## WHAT THIS TASK INVOLVES
The listing below must be repeated word for word, with its images excluded.

## DATA TO USE
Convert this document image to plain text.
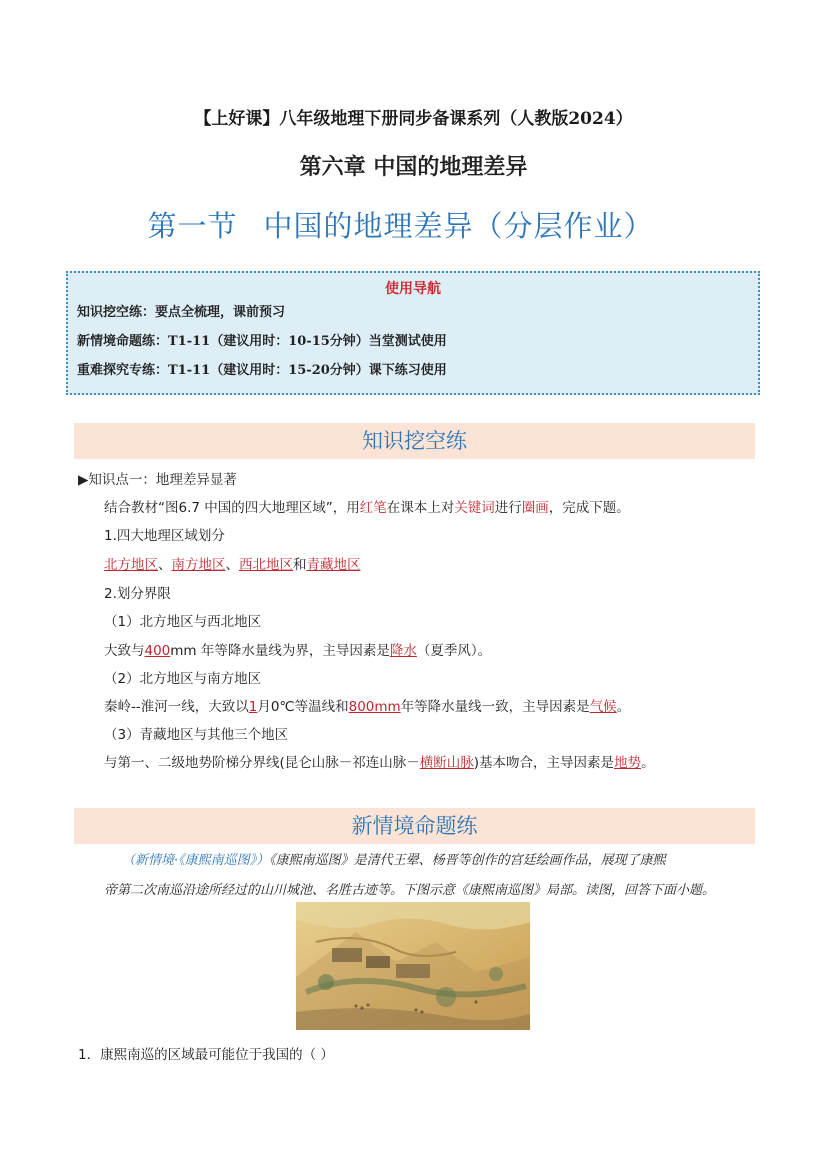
【上好课】八年级地理下册同步备课系列（人教版2024）
第六章 中国的地理差异
第一节 中国的地理差异（分层作业）
使用导航
知识挖空练：要点全梳理，课前预习
新情境命题练：T1-11（建议用时：10-15分钟）当堂测试使用
重难探究专练：T1-11（建议用时：15-20分钟）课下练习使用
知识挖空练
▶知识点一：地理差异显著
结合教材“图6.7 中国的四大地理区域”，用红笔在课本上对关键词进行圈画，完成下题。
1.四大地理区域划分
北方地区、南方地区、西北地区和青藏地区
2.划分界限
（1）北方地区与西北地区
大致与400mm 年等降水量线为界，主导因素是降水（夏季风）。
（2）北方地区与南方地区
秦岭--淮河一线，大致以1月0℃等温线和800mm年等降水量线一致，主导因素是气候。
（3）青藏地区与其他三个地区
与第一、二级地势阶梯分界线(昆仑山脉－祁连山脉－横断山脉)基本吻合，主导因素是地势。
新情境命题练
（新情境·《康熙南巡图》）《康熙南巡图》是清代王翚、杨晋等创作的宫廷绘画作品，展现了康熙
帝第二次南巡沿途所经过的山川城池、名胜古迹等。下图示意《康熙南巡图》局部。读图，回答下面小题。
1．康熙南巡的区域最可能位于我国的（ ）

## TASK ANSWER
Convert this document image to plain text.
【上好课】八年级地理下册同步备课系列（人教版2024）
第六章 中国的地理差异
第一节 中国的地理差异（分层作业）
使用导航
知识挖空练：要点全梳理，课前预习
新情境命题练：T1-11（建议用时：10-15分钟）当堂测试使用
重难探究专练：T1-11（建议用时：15-20分钟）课下练习使用
知识挖空练
▶知识点一：地理差异显著
结合教材“图6.7 中国的四大地理区域”，用红笔在课本上对关键词进行圈画，完成下题。
1.四大地理区域划分
北方地区、南方地区、西北地区和青藏地区
2.划分界限
（1）北方地区与西北地区
大致与400mm 年等降水量线为界，主导因素是降水（夏季风）。
（2）北方地区与南方地区
秦岭--淮河一线，大致以1月0℃等温线和800mm年等降水量线一致，主导因素是气候。
（3）青藏地区与其他三个地区
与第一、二级地势阶梯分界线(昆仑山脉－祁连山脉－横断山脉)基本吻合，主导因素是地势。
新情境命题练
（新情境·《康熙南巡图》）《康熙南巡图》是清代王翚、杨晋等创作的宫廷绘画作品，展现了康熙
帝第二次南巡沿途所经过的山川城池、名胜古迹等。下图示意《康熙南巡图》局部。读图，回答下面小题。
1．康熙南巡的区域最可能位于我国的（ ）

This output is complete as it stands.